*Required action*
In the Rails post, until what year did Coke keep the words "classic coke" prominently on its label?
[[ Source document, beginning ]]
Rails: The Demonstration

I often criticize products from the big vendors like IBM, Microsoft and Oracle for what I call the “New Coke Effect”. As retold by Malcom Gladwell in Blink, Pepsi introduced blind taste tests in the 80s. They beat Coca Cola by a big margin. In order to regain the advantage, Coke developed “New Coke”, a product that was optimized for the blind taste tests. It tanked. Totally. It tanked so bad that coke had to have the words “classic coke” prominently on the label until 2002.

The problem is that a blind taste test is not the same as drinking a whole bottle. People prefer sweet tastes when they just take a sip, but not when they want to finish the glass.

A lot of visually oriented software development tools are similar: They have been optimized for a 30 minute demo in front of a crowded auditorium. Sadly, many of these products are an active obstacle when you want to “finish the glass”, that is, deliver working software into production.

Ruby on Rails is different: It looks great in a demo, but it take the whole software development life cycle into account. These two facts put together is why I recommend it so much these days.
(Shameless plug: If you’re located in Oslo, and would like an introduction to Ruby on Rails: Feel free to get in contact with me).

For a full tutorial on Rails, I recommend Rolling with Ruby on [Instant]Rails, by Curt Hibbs and Bill Walton.
[[ Source document, end ]]
[[ Data supplied, beginning ]]
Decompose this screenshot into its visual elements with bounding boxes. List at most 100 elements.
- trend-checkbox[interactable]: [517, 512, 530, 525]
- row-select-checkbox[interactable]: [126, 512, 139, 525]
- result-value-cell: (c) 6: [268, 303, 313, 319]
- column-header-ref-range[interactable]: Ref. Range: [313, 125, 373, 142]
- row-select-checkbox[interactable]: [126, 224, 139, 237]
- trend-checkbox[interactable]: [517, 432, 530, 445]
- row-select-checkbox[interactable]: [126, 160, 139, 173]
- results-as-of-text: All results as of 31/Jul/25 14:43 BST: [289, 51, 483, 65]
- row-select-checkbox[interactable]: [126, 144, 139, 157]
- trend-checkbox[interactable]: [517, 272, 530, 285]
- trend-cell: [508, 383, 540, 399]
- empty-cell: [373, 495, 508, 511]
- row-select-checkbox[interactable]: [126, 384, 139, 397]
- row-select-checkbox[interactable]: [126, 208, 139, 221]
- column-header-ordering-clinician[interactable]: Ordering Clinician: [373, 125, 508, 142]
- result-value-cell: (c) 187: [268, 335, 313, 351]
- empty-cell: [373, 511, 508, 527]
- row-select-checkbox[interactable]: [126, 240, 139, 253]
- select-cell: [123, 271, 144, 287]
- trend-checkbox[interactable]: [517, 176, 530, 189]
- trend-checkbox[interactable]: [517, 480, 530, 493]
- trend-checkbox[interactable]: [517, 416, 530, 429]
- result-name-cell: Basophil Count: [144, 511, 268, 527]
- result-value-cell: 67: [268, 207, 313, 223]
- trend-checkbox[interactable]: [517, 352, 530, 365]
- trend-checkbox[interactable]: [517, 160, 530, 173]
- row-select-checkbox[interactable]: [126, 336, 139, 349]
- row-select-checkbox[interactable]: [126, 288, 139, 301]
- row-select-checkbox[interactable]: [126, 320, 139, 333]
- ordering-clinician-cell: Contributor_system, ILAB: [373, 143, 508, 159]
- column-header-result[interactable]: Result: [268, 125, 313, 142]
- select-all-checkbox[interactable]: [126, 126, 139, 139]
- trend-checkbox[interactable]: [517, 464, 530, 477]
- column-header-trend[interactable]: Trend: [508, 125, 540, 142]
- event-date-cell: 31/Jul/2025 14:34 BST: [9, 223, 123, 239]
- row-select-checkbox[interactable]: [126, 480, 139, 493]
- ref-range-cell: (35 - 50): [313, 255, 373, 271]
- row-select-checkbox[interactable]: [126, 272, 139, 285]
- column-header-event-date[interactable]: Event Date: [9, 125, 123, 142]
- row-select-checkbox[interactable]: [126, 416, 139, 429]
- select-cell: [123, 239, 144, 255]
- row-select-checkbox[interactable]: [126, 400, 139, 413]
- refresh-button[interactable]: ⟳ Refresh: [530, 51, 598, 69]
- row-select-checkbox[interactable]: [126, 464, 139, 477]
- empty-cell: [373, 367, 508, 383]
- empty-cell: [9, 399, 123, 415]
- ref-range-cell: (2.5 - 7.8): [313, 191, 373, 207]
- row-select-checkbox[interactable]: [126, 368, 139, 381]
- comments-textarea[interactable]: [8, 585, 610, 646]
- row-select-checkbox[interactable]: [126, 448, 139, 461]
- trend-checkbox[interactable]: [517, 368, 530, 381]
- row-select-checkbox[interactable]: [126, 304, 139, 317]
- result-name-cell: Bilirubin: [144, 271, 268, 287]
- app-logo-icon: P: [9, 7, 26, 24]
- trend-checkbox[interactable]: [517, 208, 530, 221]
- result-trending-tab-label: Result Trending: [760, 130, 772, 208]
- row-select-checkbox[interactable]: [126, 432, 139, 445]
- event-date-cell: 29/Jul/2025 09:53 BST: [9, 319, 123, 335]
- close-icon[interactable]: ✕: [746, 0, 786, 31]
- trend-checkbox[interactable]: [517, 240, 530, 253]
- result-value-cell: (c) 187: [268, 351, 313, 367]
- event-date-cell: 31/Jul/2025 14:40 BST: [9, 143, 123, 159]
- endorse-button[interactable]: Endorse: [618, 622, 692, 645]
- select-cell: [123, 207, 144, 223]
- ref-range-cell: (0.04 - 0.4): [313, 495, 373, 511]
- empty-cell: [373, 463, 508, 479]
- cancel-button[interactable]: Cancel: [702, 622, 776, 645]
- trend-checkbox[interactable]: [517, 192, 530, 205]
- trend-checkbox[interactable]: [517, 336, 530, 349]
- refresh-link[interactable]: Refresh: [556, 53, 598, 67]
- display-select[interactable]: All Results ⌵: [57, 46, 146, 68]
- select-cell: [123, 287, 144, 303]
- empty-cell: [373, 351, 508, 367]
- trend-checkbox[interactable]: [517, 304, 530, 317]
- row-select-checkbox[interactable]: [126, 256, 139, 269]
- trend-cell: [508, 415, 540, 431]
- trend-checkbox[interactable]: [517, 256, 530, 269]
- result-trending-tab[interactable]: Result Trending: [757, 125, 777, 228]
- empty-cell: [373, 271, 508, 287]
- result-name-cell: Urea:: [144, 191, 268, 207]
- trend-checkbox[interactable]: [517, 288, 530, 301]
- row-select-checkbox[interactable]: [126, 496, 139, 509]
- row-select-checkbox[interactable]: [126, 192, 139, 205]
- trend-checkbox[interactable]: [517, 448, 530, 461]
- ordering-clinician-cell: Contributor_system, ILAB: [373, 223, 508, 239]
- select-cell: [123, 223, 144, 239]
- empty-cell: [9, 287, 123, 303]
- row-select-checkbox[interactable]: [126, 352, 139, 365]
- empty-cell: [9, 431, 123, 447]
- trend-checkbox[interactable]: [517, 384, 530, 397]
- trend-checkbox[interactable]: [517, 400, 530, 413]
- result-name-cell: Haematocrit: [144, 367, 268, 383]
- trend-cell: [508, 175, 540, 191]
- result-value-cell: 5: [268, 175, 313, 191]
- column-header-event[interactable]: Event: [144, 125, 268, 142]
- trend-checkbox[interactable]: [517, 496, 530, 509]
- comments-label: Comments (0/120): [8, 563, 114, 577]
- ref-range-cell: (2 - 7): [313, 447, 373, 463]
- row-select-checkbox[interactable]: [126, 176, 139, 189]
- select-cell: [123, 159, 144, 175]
[[ Data supplied, end ]]
*Answer for the task*
Until 2002.